> **TASK INPUTS**:
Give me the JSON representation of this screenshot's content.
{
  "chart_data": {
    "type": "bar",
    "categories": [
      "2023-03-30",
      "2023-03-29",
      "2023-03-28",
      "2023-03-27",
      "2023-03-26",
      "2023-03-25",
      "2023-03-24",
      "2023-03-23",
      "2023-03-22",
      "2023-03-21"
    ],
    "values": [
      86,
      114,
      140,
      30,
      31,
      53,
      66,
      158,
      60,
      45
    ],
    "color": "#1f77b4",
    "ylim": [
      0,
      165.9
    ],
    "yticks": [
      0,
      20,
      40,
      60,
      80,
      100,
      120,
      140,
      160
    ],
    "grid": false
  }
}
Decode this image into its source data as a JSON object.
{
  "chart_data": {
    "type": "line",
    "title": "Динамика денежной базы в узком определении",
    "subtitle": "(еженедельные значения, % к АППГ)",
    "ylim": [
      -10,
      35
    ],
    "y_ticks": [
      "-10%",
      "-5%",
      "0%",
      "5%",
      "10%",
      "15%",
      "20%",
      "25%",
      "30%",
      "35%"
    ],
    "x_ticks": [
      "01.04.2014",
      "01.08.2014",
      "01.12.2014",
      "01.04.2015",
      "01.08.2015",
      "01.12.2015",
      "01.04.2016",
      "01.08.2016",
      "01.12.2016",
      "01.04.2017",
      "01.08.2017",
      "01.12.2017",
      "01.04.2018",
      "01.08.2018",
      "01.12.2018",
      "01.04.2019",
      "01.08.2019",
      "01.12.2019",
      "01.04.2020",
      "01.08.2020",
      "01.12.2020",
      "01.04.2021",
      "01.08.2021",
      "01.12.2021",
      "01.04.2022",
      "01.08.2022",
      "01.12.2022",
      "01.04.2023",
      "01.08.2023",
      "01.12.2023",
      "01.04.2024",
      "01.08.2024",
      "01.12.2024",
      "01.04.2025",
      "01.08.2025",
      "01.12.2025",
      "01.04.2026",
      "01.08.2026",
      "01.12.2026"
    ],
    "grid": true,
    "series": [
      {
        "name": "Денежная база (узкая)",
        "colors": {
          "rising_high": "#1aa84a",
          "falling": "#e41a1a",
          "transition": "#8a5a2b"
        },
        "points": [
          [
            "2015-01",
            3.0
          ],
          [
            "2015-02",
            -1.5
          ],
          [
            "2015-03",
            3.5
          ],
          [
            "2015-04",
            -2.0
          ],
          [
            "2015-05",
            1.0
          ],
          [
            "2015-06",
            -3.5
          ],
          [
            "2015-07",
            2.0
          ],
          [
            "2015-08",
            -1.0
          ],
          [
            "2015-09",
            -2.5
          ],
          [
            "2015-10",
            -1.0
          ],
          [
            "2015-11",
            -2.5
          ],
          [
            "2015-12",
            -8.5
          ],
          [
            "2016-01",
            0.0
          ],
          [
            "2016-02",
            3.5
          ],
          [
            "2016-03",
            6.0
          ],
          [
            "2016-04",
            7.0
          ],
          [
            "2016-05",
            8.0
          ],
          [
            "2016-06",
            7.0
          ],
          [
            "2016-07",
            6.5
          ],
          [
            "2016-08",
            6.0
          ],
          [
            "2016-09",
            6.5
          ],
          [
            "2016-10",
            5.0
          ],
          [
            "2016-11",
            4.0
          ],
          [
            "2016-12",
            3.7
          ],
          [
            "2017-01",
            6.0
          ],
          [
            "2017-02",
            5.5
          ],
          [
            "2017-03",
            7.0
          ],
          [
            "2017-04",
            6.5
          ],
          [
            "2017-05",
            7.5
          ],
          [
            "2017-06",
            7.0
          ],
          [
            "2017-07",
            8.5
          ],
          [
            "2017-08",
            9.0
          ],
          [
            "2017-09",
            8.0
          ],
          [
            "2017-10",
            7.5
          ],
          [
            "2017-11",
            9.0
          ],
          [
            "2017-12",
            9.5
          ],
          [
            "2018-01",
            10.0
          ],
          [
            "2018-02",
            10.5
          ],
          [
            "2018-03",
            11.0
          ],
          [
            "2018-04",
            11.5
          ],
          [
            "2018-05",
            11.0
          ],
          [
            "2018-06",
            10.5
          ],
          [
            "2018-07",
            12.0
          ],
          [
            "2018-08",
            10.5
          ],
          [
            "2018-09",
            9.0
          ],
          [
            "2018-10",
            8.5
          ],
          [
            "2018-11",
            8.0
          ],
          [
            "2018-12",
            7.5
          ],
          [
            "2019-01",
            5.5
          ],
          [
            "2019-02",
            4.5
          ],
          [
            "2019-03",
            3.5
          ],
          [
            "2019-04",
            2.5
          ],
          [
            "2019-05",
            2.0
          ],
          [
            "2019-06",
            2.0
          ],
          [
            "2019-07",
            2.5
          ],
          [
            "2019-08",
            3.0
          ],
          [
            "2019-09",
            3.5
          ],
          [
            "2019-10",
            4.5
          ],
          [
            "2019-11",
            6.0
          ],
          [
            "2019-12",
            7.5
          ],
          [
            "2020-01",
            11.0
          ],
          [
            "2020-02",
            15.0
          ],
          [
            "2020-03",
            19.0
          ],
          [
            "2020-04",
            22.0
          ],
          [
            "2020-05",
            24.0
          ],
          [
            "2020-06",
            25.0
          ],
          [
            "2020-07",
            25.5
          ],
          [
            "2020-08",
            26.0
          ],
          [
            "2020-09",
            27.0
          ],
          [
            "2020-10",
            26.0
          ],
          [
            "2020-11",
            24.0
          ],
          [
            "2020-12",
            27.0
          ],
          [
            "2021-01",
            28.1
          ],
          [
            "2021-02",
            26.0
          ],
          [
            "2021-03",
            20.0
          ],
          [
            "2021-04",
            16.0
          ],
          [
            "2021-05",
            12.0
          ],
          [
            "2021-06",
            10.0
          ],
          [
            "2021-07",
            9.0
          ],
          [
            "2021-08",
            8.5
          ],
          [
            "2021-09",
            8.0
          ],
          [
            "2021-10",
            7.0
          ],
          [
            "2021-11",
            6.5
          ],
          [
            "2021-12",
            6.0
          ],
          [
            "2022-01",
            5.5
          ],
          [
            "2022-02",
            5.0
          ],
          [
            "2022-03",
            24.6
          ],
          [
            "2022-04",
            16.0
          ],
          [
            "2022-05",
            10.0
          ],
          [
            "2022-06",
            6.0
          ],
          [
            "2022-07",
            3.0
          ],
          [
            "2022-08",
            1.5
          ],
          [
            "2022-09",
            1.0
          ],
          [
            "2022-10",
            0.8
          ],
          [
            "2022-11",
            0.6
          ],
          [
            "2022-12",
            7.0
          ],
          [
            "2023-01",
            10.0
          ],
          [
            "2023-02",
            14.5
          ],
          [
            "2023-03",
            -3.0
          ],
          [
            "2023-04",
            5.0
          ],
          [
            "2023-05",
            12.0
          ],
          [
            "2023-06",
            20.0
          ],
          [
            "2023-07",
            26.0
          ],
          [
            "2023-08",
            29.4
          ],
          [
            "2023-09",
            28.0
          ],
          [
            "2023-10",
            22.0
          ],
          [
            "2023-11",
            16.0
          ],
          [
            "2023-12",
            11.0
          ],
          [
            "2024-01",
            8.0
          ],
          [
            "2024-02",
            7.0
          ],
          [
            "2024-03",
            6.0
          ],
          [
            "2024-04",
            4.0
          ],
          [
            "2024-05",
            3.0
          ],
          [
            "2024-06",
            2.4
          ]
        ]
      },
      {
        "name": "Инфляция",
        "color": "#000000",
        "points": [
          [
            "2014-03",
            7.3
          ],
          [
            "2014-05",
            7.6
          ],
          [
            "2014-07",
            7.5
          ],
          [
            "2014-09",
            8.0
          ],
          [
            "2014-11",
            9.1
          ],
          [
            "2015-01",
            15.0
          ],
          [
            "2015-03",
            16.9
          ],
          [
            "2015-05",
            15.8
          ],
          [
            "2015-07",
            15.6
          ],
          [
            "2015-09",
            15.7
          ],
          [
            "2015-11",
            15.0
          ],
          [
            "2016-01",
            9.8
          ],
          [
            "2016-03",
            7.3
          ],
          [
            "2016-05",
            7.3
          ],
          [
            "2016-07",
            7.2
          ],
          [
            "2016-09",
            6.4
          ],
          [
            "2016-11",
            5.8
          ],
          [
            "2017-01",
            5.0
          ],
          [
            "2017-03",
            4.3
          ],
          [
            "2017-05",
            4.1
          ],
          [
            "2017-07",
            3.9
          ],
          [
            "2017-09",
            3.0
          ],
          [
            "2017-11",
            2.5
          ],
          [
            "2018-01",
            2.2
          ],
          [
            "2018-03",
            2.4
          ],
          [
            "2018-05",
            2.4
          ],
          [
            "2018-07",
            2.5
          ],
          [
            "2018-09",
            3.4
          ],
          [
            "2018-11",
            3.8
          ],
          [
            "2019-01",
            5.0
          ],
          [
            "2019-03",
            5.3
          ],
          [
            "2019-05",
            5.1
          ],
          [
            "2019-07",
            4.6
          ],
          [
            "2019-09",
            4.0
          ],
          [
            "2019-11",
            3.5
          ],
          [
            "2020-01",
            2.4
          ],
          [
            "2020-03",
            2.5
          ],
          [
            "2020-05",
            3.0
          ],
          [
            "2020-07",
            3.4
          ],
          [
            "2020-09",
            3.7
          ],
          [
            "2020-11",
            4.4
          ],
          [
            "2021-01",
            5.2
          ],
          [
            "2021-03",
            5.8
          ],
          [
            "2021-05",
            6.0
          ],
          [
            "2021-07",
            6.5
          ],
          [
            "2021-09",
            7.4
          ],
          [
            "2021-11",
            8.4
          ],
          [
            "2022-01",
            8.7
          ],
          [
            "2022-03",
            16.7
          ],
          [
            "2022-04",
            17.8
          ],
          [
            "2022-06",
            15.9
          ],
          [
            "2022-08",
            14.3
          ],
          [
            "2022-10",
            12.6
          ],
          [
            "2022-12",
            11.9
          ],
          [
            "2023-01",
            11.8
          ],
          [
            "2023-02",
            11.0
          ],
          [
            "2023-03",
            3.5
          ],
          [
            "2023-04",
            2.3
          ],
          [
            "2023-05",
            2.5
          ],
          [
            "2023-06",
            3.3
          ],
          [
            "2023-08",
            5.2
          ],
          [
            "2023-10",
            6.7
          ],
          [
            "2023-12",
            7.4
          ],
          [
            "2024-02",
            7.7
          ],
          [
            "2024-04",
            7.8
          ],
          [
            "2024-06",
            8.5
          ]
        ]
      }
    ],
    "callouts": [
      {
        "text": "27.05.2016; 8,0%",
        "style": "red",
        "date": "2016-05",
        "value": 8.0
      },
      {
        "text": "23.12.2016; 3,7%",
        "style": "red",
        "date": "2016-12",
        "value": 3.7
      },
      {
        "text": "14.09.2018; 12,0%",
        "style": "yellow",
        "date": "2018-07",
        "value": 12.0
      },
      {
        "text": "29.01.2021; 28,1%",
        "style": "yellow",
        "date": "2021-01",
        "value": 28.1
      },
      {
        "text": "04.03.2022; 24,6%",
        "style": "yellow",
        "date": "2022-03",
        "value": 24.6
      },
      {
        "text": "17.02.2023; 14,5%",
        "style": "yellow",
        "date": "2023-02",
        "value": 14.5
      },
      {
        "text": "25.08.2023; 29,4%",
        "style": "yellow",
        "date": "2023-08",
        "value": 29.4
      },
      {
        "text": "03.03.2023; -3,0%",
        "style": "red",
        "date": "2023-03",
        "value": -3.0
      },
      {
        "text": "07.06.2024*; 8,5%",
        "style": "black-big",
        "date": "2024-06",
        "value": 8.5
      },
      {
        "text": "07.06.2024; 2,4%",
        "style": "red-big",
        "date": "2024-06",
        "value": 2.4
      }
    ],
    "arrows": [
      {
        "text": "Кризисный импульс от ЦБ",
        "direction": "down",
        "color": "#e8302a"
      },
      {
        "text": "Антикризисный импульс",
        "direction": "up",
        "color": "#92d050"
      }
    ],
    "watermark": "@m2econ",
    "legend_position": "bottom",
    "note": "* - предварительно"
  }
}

> **WHAT IS NEEDED**:
Scan the material above for the word "JSON". Copy each line where it occurs.

> **RESPONSE TO THIS EXERCISE**:
Give me the JSON representation of this screenshot's content.
Decode this image into its source data as a JSON object.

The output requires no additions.